Dataset rows
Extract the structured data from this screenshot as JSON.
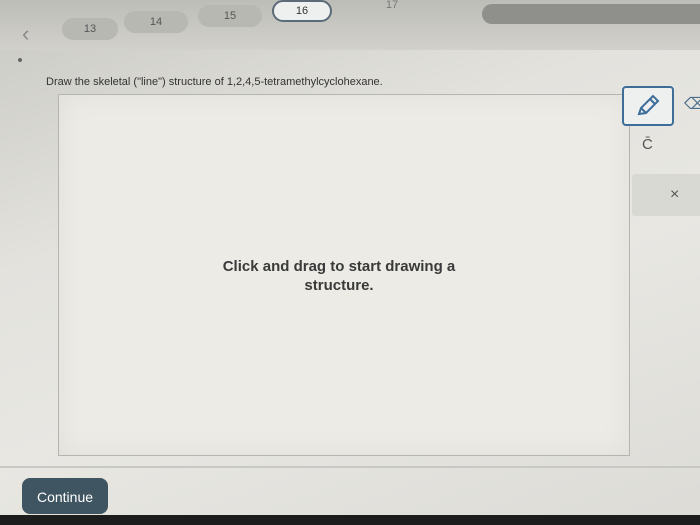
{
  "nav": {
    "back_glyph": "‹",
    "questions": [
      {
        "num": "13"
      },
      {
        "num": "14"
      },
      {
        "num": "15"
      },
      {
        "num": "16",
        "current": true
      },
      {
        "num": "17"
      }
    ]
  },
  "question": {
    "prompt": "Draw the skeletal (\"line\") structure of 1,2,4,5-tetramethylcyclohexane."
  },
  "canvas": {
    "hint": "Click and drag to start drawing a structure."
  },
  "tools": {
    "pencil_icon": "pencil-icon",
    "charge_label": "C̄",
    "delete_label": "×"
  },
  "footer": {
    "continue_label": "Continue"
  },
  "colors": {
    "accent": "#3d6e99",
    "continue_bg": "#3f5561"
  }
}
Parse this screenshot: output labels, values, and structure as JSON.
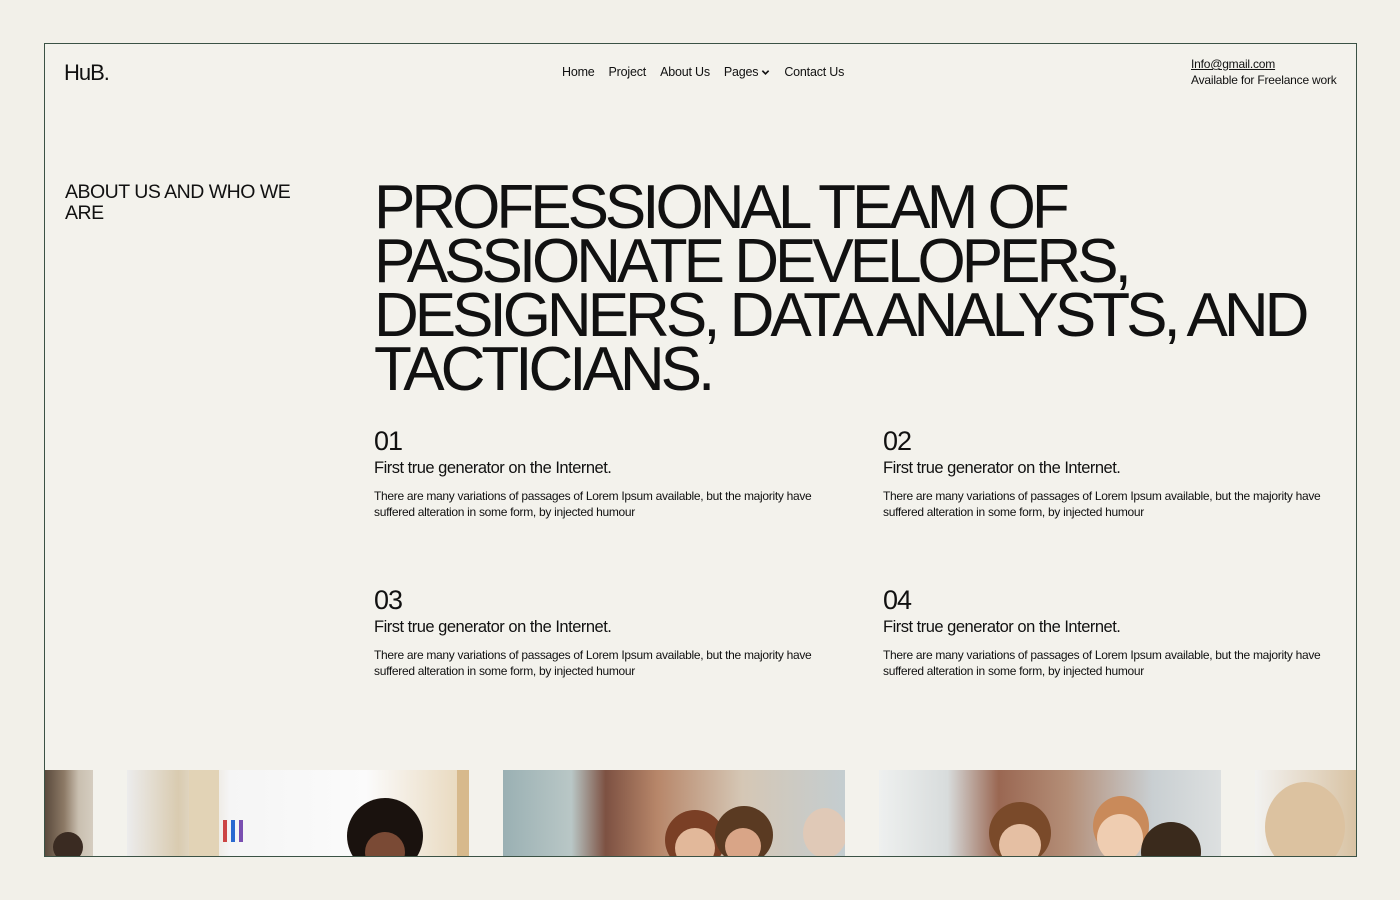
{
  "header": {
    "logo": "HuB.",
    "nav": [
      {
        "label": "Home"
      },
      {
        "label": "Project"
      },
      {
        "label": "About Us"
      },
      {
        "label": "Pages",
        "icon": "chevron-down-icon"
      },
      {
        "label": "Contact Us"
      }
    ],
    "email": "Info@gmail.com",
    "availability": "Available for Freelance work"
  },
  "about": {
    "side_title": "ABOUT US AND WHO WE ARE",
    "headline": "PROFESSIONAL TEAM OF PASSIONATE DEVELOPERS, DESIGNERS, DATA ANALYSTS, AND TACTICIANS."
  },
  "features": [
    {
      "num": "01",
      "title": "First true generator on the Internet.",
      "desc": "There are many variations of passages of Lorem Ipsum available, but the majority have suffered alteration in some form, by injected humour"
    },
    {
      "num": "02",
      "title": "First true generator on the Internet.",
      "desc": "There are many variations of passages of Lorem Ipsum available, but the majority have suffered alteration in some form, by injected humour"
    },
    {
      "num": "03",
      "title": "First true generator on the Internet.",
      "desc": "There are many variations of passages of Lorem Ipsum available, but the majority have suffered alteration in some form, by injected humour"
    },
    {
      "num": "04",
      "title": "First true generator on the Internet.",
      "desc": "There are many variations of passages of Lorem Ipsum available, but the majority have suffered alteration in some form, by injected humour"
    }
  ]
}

Brief
Transcribe each entry above exactly, apart from the pictures.

Result below
Extract the structured data from this screenshot as JSON.
{
  "nav": {
    "back_glyph": "‹",
    "questions": [
      {
        "num": "13"
      },
      {
        "num": "14"
      },
      {
        "num": "15"
      },
      {
        "num": "16",
        "current": true
      },
      {
        "num": "17"
      }
    ]
  },
  "question": {
    "prompt": "Draw the skeletal (\"line\") structure of 1,2,4,5-tetramethylcyclohexane."
  },
  "canvas": {
    "hint": "Click and drag to start drawing a structure."
  },
  "tools": {
    "pencil_icon": "pencil-icon",
    "charge_label": "C̄",
    "delete_label": "×"
  },
  "footer": {
    "continue_label": "Continue"
  },
  "colors": {
    "accent": "#3d6e99",
    "continue_bg": "#3f5561"
  }
}
Parse this screenshot: output labels, values, and structure as JSON.
{
  "header": {
    "logo": "HuB.",
    "nav": [
      {
        "label": "Home"
      },
      {
        "label": "Project"
      },
      {
        "label": "About Us"
      },
      {
        "label": "Pages",
        "icon": "chevron-down-icon"
      },
      {
        "label": "Contact Us"
      }
    ],
    "email": "Info@gmail.com",
    "availability": "Available for Freelance work"
  },
  "about": {
    "side_title": "ABOUT US AND WHO WE ARE",
    "headline": "PROFESSIONAL TEAM OF PASSIONATE DEVELOPERS, DESIGNERS, DATA ANALYSTS, AND TACTICIANS."
  },
  "features": [
    {
      "num": "01",
      "title": "First true generator on the Internet.",
      "desc": "There are many variations of passages of Lorem Ipsum available, but the majority have suffered alteration in some form, by injected humour"
    },
    {
      "num": "02",
      "title": "First true generator on the Internet.",
      "desc": "There are many variations of passages of Lorem Ipsum available, but the majority have suffered alteration in some form, by injected humour"
    },
    {
      "num": "03",
      "title": "First true generator on the Internet.",
      "desc": "There are many variations of passages of Lorem Ipsum available, but the majority have suffered alteration in some form, by injected humour"
    },
    {
      "num": "04",
      "title": "First true generator on the Internet.",
      "desc": "There are many variations of passages of Lorem Ipsum available, but the majority have suffered alteration in some form, by injected humour"
    }
  ]
}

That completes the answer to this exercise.